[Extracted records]

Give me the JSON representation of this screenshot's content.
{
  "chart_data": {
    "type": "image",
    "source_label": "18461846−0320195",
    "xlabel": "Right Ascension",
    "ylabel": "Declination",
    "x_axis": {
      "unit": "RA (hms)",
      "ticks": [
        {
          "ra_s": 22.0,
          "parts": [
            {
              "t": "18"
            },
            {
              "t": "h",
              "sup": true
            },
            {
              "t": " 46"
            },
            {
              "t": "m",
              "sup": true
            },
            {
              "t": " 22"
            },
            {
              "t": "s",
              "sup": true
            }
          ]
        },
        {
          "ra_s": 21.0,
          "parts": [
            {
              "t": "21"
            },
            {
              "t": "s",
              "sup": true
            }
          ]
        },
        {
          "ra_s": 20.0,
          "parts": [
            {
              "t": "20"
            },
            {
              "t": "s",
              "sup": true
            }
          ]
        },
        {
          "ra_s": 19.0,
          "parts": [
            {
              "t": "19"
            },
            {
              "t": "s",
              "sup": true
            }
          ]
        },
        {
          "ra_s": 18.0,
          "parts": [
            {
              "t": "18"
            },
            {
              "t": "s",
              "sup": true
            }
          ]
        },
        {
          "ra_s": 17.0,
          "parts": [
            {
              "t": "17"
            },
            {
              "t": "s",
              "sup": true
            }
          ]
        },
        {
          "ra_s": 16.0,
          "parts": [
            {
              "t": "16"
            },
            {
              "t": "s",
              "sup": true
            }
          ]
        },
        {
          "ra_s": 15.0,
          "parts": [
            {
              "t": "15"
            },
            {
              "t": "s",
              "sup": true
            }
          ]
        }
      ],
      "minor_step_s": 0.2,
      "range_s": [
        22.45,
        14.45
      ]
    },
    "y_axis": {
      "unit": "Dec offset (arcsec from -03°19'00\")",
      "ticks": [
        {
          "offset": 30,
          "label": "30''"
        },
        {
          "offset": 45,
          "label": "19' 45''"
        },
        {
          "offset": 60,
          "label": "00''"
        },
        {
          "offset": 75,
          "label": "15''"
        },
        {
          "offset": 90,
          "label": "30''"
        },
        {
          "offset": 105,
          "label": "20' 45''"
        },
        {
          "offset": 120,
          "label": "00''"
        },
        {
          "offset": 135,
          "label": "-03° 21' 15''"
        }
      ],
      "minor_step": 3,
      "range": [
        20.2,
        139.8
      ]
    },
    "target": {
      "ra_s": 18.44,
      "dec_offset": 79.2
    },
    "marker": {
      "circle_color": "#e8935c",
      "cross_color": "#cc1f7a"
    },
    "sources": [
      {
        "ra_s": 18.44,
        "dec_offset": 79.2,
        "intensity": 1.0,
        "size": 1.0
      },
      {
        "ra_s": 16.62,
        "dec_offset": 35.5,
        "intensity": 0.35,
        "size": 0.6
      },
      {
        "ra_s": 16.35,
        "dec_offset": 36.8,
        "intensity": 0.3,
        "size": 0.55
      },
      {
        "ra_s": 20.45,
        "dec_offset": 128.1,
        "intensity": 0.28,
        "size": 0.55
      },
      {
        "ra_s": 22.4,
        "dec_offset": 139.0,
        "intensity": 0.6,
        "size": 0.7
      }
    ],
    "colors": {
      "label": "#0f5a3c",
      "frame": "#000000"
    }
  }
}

[TO BE DONE] Please reproduce every line of the material word for word.

[ANSWER FOR THIS EXERCISE]
Give me the JSON representation of this screenshot's content.
{
  "chart_data": {
    "type": "image",
    "source_label": "18461846−0320195",
    "xlabel": "Right Ascension",
    "ylabel": "Declination",
    "x_axis": {
      "unit": "RA (hms)",
      "ticks": [
        {
          "ra_s": 22.0,
          "parts": [
            {
              "t": "18"
            },
            {
              "t": "h",
              "sup": true
            },
            {
              "t": " 46"
            },
            {
              "t": "m",
              "sup": true
            },
            {
              "t": " 22"
            },
            {
              "t": "s",
              "sup": true
            }
          ]
        },
        {
          "ra_s": 21.0,
          "parts": [
            {
              "t": "21"
            },
            {
              "t": "s",
              "sup": true
            }
          ]
        },
        {
          "ra_s": 20.0,
          "parts": [
            {
              "t": "20"
            },
            {
              "t": "s",
              "sup": true
            }
          ]
        },
        {
          "ra_s": 19.0,
          "parts": [
            {
              "t": "19"
            },
            {
              "t": "s",
              "sup": true
            }
          ]
        },
        {
          "ra_s": 18.0,
          "parts": [
            {
              "t": "18"
            },
            {
              "t": "s",
              "sup": true
            }
          ]
        },
        {
          "ra_s": 17.0,
          "parts": [
            {
              "t": "17"
            },
            {
              "t": "s",
              "sup": true
            }
          ]
        },
        {
          "ra_s": 16.0,
          "parts": [
            {
              "t": "16"
            },
            {
              "t": "s",
              "sup": true
            }
          ]
        },
        {
          "ra_s": 15.0,
          "parts": [
            {
              "t": "15"
            },
            {
              "t": "s",
              "sup": true
            }
          ]
        }
      ],
      "minor_step_s": 0.2,
      "range_s": [
        22.45,
        14.45
      ]
    },
    "y_axis": {
      "unit": "Dec offset (arcsec from -03°19'00\")",
      "ticks": [
        {
          "offset": 30,
          "label": "30''"
        },
        {
          "offset": 45,
          "label": "19' 45''"
        },
        {
          "offset": 60,
          "label": "00''"
        },
        {
          "offset": 75,
          "label": "15''"
        },
        {
          "offset": 90,
          "label": "30''"
        },
        {
          "offset": 105,
          "label": "20' 45''"
        },
        {
          "offset": 120,
          "label": "00''"
        },
        {
          "offset": 135,
          "label": "-03° 21' 15''"
        }
      ],
      "minor_step": 3,
      "range": [
        20.2,
        139.8
      ]
    },
    "target": {
      "ra_s": 18.44,
      "dec_offset": 79.2
    },
    "marker": {
      "circle_color": "#e8935c",
      "cross_color": "#cc1f7a"
    },
    "sources": [
      {
        "ra_s": 18.44,
        "dec_offset": 79.2,
        "intensity": 1.0,
        "size": 1.0
      },
      {
        "ra_s": 16.62,
        "dec_offset": 35.5,
        "intensity": 0.35,
        "size": 0.6
      },
      {
        "ra_s": 16.35,
        "dec_offset": 36.8,
        "intensity": 0.3,
        "size": 0.55
      },
      {
        "ra_s": 20.45,
        "dec_offset": 128.1,
        "intensity": 0.28,
        "size": 0.55
      },
      {
        "ra_s": 22.4,
        "dec_offset": 139.0,
        "intensity": 0.6,
        "size": 0.7
      }
    ],
    "colors": {
      "label": "#0f5a3c",
      "frame": "#000000"
    }
  }
}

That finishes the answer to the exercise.